::: PROVIDED DATA :::

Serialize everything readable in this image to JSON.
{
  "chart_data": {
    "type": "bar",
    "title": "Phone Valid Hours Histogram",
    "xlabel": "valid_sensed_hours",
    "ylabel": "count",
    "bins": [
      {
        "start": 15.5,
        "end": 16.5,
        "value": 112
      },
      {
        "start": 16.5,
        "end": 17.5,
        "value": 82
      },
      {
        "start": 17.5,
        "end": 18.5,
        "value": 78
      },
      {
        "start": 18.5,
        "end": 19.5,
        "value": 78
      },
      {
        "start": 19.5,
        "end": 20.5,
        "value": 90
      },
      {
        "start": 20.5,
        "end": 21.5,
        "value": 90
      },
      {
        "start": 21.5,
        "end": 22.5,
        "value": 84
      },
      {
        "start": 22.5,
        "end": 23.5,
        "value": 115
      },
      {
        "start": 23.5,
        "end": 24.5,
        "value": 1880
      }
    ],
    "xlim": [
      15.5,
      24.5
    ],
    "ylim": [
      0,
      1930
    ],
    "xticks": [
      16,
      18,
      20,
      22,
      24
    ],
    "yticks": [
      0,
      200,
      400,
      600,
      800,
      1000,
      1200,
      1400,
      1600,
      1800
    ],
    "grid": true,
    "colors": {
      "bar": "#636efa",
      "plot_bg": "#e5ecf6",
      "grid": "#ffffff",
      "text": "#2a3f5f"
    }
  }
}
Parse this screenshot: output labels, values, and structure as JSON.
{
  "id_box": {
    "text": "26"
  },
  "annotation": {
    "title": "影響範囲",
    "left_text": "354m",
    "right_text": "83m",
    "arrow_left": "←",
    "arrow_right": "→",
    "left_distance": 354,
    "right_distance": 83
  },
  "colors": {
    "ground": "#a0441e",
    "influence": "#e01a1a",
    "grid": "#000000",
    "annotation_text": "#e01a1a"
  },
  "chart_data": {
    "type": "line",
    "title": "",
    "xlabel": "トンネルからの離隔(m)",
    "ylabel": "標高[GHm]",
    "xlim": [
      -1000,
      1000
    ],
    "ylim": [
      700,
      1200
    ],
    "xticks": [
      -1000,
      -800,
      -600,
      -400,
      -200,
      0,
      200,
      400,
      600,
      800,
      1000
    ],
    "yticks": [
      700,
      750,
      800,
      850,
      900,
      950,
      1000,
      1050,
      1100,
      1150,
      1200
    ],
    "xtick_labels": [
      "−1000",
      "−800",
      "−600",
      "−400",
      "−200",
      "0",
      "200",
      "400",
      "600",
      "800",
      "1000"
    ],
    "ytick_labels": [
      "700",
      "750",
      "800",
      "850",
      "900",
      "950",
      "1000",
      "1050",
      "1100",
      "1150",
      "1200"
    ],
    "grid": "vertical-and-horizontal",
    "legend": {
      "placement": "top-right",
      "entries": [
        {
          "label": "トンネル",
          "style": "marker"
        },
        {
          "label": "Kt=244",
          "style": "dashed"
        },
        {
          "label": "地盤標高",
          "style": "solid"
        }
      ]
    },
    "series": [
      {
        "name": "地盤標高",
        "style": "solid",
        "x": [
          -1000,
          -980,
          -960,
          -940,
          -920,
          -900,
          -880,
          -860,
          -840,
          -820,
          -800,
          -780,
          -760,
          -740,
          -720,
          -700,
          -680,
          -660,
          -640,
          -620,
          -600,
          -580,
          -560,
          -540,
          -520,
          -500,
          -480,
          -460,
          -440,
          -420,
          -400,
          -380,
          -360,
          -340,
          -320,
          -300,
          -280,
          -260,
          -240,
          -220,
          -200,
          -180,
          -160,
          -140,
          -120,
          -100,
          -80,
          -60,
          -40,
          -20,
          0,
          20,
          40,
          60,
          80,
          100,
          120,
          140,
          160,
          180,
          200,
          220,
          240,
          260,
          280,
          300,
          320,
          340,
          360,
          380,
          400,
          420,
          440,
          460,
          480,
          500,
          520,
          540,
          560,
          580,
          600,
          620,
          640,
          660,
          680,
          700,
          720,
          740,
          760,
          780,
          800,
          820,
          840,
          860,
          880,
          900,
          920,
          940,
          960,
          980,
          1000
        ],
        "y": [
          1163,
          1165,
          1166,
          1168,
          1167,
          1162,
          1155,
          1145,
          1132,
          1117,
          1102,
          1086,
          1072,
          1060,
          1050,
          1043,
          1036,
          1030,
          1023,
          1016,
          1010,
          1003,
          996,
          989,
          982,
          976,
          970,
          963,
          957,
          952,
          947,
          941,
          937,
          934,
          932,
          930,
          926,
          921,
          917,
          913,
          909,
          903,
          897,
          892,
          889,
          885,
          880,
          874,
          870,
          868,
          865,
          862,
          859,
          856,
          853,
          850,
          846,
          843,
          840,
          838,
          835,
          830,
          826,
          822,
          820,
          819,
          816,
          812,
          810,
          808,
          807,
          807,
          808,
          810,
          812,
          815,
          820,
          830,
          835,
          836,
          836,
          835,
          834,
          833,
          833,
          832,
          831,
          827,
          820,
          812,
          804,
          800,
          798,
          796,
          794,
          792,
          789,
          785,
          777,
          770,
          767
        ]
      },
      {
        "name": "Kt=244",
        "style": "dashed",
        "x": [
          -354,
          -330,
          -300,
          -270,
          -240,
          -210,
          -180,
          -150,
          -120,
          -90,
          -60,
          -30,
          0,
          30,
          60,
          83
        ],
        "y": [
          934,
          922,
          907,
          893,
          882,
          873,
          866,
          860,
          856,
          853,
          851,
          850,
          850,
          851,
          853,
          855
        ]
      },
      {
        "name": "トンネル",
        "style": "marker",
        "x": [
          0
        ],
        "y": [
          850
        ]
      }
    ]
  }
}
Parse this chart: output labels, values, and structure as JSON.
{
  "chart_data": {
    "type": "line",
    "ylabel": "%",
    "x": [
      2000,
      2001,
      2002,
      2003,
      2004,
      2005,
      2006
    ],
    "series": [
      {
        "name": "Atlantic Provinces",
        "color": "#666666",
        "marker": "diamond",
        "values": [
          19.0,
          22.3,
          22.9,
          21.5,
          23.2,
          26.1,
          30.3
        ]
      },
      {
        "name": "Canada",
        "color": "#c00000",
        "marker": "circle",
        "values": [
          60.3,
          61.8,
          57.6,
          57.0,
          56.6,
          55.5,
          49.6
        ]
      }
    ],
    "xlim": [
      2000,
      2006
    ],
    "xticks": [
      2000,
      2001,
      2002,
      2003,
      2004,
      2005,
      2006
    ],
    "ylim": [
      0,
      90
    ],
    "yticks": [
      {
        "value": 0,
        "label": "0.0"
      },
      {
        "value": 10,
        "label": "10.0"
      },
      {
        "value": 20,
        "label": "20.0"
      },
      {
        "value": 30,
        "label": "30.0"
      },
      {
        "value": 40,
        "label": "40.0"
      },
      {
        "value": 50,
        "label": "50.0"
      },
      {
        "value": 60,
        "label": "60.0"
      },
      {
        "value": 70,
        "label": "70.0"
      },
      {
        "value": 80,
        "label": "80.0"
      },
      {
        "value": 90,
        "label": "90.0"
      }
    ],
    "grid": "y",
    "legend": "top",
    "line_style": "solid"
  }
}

:::

WHAT IS REQUIRED: Extract, word for word, each line of the listing above.

THE OUTPUT:
Serialize everything readable in this image to JSON.
{
  "chart_data": {
    "type": "bar",
    "title": "Phone Valid Hours Histogram",
    "xlabel": "valid_sensed_hours",
    "ylabel": "count",
    "bins": [
      {
        "start": 15.5,
        "end": 16.5,
        "value": 112
      },
      {
        "start": 16.5,
        "end": 17.5,
        "value": 82
      },
      {
        "start": 17.5,
        "end": 18.5,
        "value": 78
      },
      {
        "start": 18.5,
        "end": 19.5,
        "value": 78
      },
      {
        "start": 19.5,
        "end": 20.5,
        "value": 90
      },
      {
        "start": 20.5,
        "end": 21.5,
        "value": 90
      },
      {
        "start": 21.5,
        "end": 22.5,
        "value": 84
      },
      {
        "start": 22.5,
        "end": 23.5,
        "value": 115
      },
      {
        "start": 23.5,
        "end": 24.5,
        "value": 1880
      }
    ],
    "xlim": [
      15.5,
      24.5
    ],
    "ylim": [
      0,
      1930
    ],
    "xticks": [
      16,
      18,
      20,
      22,
      24
    ],
    "yticks": [
      0,
      200,
      400,
      600,
      800,
      1000,
      1200,
      1400,
      1600,
      1800
    ],
    "grid": true,
    "colors": {
      "bar": "#636efa",
      "plot_bg": "#e5ecf6",
      "grid": "#ffffff",
      "text": "#2a3f5f"
    }
  }
}
Parse this screenshot: output labels, values, and structure as JSON.
{
  "id_box": {
    "text": "26"
  },
  "annotation": {
    "title": "影響範囲",
    "left_text": "354m",
    "right_text": "83m",
    "arrow_left": "←",
    "arrow_right": "→",
    "left_distance": 354,
    "right_distance": 83
  },
  "colors": {
    "ground": "#a0441e",
    "influence": "#e01a1a",
    "grid": "#000000",
    "annotation_text": "#e01a1a"
  },
  "chart_data": {
    "type": "line",
    "title": "",
    "xlabel": "トンネルからの離隔(m)",
    "ylabel": "標高[GHm]",
    "xlim": [
      -1000,
      1000
    ],
    "ylim": [
      700,
      1200
    ],
    "xticks": [
      -1000,
      -800,
      -600,
      -400,
      -200,
      0,
      200,
      400,
      600,
      800,
      1000
    ],
    "yticks": [
      700,
      750,
      800,
      850,
      900,
      950,
      1000,
      1050,
      1100,
      1150,
      1200
    ],
    "xtick_labels": [
      "−1000",
      "−800",
      "−600",
      "−400",
      "−200",
      "0",
      "200",
      "400",
      "600",
      "800",
      "1000"
    ],
    "ytick_labels": [
      "700",
      "750",
      "800",
      "850",
      "900",
      "950",
      "1000",
      "1050",
      "1100",
      "1150",
      "1200"
    ],
    "grid": "vertical-and-horizontal",
    "legend": {
      "placement": "top-right",
      "entries": [
        {
          "label": "トンネル",
          "style": "marker"
        },
        {
          "label": "Kt=244",
          "style": "dashed"
        },
        {
          "label": "地盤標高",
          "style": "solid"
        }
      ]
    },
    "series": [
      {
        "name": "地盤標高",
        "style": "solid",
        "x": [
          -1000,
          -980,
          -960,
          -940,
          -920,
          -900,
          -880,
          -860,
          -840,
          -820,
          -800,
          -780,
          -760,
          -740,
          -720,
          -700,
          -680,
          -660,
          -640,
          -620,
          -600,
          -580,
          -560,
          -540,
          -520,
          -500,
          -480,
          -460,
          -440,
          -420,
          -400,
          -380,
          -360,
          -340,
          -320,
          -300,
          -280,
          -260,
          -240,
          -220,
          -200,
          -180,
          -160,
          -140,
          -120,
          -100,
          -80,
          -60,
          -40,
          -20,
          0,
          20,
          40,
          60,
          80,
          100,
          120,
          140,
          160,
          180,
          200,
          220,
          240,
          260,
          280,
          300,
          320,
          340,
          360,
          380,
          400,
          420,
          440,
          460,
          480,
          500,
          520,
          540,
          560,
          580,
          600,
          620,
          640,
          660,
          680,
          700,
          720,
          740,
          760,
          780,
          800,
          820,
          840,
          860,
          880,
          900,
          920,
          940,
          960,
          980,
          1000
        ],
        "y": [
          1163,
          1165,
          1166,
          1168,
          1167,
          1162,
          1155,
          1145,
          1132,
          1117,
          1102,
          1086,
          1072,
          1060,
          1050,
          1043,
          1036,
          1030,
          1023,
          1016,
          1010,
          1003,
          996,
          989,
          982,
          976,
          970,
          963,
          957,
          952,
          947,
          941,
          937,
          934,
          932,
          930,
          926,
          921,
          917,
          913,
          909,
          903,
          897,
          892,
          889,
          885,
          880,
          874,
          870,
          868,
          865,
          862,
          859,
          856,
          853,
          850,
          846,
          843,
          840,
          838,
          835,
          830,
          826,
          822,
          820,
          819,
          816,
          812,
          810,
          808,
          807,
          807,
          808,
          810,
          812,
          815,
          820,
          830,
          835,
          836,
          836,
          835,
          834,
          833,
          833,
          832,
          831,
          827,
          820,
          812,
          804,
          800,
          798,
          796,
          794,
          792,
          789,
          785,
          777,
          770,
          767
        ]
      },
      {
        "name": "Kt=244",
        "style": "dashed",
        "x": [
          -354,
          -330,
          -300,
          -270,
          -240,
          -210,
          -180,
          -150,
          -120,
          -90,
          -60,
          -30,
          0,
          30,
          60,
          83
        ],
        "y": [
          934,
          922,
          907,
          893,
          882,
          873,
          866,
          860,
          856,
          853,
          851,
          850,
          850,
          851,
          853,
          855
        ]
      },
      {
        "name": "トンネル",
        "style": "marker",
        "x": [
          0
        ],
        "y": [
          850
        ]
      }
    ]
  }
}
Parse this chart: output labels, values, and structure as JSON.
{
  "chart_data": {
    "type": "line",
    "ylabel": "%",
    "x": [
      2000,
      2001,
      2002,
      2003,
      2004,
      2005,
      2006
    ],
    "series": [
      {
        "name": "Atlantic Provinces",
        "color": "#666666",
        "marker": "diamond",
        "values": [
          19.0,
          22.3,
          22.9,
          21.5,
          23.2,
          26.1,
          30.3
        ]
      },
      {
        "name": "Canada",
        "color": "#c00000",
        "marker": "circle",
        "values": [
          60.3,
          61.8,
          57.6,
          57.0,
          56.6,
          55.5,
          49.6
        ]
      }
    ],
    "xlim": [
      2000,
      2006
    ],
    "xticks": [
      2000,
      2001,
      2002,
      2003,
      2004,
      2005,
      2006
    ],
    "ylim": [
      0,
      90
    ],
    "yticks": [
      {
        "value": 0,
        "label": "0.0"
      },
      {
        "value": 10,
        "label": "10.0"
      },
      {
        "value": 20,
        "label": "20.0"
      },
      {
        "value": 30,
        "label": "30.0"
      },
      {
        "value": 40,
        "label": "40.0"
      },
      {
        "value": 50,
        "label": "50.0"
      },
      {
        "value": 60,
        "label": "60.0"
      },
      {
        "value": 70,
        "label": "70.0"
      },
      {
        "value": 80,
        "label": "80.0"
      },
      {
        "value": 90,
        "label": "90.0"
      }
    ],
    "grid": "y",
    "legend": "top",
    "line_style": "solid"
  }
}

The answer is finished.